● CHALLENGE
Comb the records below for the string "this" and copy each line where it turns up.

[Records from a data source]
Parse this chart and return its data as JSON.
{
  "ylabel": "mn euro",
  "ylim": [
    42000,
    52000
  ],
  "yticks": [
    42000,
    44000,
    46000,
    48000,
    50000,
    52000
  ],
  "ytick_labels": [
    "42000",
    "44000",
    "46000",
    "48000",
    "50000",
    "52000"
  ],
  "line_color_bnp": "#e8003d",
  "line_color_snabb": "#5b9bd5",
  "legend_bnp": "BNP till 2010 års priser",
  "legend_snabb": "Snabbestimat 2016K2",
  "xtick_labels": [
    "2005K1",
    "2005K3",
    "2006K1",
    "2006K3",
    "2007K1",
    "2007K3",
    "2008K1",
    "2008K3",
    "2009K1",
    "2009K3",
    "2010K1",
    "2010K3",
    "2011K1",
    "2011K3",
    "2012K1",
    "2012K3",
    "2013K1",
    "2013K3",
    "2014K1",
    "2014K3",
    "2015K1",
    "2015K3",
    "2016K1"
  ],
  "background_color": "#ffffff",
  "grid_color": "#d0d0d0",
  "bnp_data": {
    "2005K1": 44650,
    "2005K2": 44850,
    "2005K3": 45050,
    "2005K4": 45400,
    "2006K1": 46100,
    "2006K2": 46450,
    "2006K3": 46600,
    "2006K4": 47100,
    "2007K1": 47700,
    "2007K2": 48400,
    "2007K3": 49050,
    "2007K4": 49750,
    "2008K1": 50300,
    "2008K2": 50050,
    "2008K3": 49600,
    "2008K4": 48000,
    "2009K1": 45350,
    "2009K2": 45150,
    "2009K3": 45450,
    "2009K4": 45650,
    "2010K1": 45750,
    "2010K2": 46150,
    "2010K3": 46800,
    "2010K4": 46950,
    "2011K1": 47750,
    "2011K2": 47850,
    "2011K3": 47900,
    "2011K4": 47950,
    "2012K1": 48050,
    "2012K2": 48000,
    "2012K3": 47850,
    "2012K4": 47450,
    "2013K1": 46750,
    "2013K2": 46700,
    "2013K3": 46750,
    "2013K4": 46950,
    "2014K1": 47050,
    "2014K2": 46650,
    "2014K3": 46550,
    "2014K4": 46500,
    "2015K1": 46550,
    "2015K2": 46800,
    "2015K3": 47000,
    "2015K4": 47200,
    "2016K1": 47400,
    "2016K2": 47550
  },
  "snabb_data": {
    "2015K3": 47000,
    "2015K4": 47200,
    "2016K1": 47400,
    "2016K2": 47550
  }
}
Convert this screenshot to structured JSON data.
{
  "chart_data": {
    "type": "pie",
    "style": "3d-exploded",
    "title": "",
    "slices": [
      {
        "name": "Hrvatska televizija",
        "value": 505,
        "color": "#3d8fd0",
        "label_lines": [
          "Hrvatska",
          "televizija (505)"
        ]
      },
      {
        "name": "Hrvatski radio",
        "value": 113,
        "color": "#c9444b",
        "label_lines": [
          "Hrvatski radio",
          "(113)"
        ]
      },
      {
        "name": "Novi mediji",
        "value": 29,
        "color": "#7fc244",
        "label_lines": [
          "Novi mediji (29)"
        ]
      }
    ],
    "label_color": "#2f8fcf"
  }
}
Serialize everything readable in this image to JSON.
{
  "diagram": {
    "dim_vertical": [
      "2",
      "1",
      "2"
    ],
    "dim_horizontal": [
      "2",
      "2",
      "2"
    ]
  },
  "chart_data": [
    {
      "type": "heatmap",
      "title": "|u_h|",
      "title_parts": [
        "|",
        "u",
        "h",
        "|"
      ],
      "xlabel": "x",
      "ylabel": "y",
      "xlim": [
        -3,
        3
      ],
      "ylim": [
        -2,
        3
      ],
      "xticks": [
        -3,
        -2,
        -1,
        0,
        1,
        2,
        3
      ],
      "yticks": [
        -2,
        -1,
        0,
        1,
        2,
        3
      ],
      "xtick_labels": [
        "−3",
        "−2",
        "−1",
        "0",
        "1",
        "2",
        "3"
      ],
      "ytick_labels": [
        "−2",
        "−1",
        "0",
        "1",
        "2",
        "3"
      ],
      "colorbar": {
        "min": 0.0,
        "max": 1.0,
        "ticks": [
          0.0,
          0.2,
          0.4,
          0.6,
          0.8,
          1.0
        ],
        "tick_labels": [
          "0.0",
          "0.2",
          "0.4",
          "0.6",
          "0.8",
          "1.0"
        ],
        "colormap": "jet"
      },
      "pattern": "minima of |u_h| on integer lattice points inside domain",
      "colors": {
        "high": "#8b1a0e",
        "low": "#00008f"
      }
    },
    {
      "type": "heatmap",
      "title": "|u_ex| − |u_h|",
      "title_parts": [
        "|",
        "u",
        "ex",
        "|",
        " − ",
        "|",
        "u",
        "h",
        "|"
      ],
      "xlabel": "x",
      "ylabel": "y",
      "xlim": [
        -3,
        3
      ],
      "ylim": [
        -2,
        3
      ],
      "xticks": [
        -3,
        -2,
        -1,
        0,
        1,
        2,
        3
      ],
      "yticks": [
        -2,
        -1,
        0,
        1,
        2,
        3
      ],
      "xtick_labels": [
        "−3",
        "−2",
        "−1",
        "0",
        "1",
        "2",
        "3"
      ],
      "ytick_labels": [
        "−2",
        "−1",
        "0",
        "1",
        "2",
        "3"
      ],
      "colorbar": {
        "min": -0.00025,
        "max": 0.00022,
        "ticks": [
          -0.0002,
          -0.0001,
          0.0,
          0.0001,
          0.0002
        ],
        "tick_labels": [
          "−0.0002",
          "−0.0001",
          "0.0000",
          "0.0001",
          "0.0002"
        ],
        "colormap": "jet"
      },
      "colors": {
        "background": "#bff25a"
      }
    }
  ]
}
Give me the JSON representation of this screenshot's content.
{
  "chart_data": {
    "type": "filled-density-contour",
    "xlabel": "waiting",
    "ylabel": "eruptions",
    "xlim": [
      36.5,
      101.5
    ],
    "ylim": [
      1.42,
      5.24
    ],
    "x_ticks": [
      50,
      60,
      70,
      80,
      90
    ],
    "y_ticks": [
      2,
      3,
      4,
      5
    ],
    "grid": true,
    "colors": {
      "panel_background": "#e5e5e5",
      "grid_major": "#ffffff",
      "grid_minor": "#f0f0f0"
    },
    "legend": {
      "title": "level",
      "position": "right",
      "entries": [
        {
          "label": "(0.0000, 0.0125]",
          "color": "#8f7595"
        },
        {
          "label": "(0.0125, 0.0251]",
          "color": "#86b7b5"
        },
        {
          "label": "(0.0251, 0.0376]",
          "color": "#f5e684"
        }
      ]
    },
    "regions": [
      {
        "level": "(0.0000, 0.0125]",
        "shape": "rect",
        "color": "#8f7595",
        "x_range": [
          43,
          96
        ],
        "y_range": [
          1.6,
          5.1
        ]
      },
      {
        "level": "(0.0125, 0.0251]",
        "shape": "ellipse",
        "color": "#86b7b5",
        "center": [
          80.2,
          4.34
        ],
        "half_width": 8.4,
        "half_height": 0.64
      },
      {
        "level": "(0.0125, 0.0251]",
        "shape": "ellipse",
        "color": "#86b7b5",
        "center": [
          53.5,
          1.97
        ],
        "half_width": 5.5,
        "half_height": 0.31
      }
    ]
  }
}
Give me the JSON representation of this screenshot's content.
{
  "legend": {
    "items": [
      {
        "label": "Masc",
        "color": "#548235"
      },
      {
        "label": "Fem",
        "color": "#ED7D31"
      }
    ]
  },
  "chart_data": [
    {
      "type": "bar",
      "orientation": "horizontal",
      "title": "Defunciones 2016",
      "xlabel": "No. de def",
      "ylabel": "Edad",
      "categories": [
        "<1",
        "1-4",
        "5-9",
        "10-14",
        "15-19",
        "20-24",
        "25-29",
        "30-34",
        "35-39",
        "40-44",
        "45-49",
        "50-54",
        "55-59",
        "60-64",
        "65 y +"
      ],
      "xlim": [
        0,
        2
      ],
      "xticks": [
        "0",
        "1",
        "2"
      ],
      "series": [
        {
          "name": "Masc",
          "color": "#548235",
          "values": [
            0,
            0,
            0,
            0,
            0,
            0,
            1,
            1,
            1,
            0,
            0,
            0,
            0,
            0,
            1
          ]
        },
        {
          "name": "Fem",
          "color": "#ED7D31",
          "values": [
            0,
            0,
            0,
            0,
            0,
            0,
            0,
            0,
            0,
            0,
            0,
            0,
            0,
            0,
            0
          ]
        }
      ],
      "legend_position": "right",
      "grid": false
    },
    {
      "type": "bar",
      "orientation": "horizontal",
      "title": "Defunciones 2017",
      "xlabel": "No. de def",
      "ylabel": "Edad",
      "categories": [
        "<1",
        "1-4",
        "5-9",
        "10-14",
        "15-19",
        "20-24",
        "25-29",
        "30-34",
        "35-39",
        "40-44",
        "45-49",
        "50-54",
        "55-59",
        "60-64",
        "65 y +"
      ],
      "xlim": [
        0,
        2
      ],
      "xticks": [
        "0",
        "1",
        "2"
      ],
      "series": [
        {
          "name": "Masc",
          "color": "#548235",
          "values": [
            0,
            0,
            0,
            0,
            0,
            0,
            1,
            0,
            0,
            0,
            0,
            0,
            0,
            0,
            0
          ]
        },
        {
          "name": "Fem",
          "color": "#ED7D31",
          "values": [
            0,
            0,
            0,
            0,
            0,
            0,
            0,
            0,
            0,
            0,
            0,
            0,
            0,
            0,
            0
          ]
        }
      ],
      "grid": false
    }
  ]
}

● FINISHED ANSWER
Parse this chart and return its data as JSON.
Convert this screenshot to structured JSON data.
Serialize everything readable in this image to JSON.
Give me the JSON representation of this screenshot's content.
Give me the JSON representation of this screenshot's content.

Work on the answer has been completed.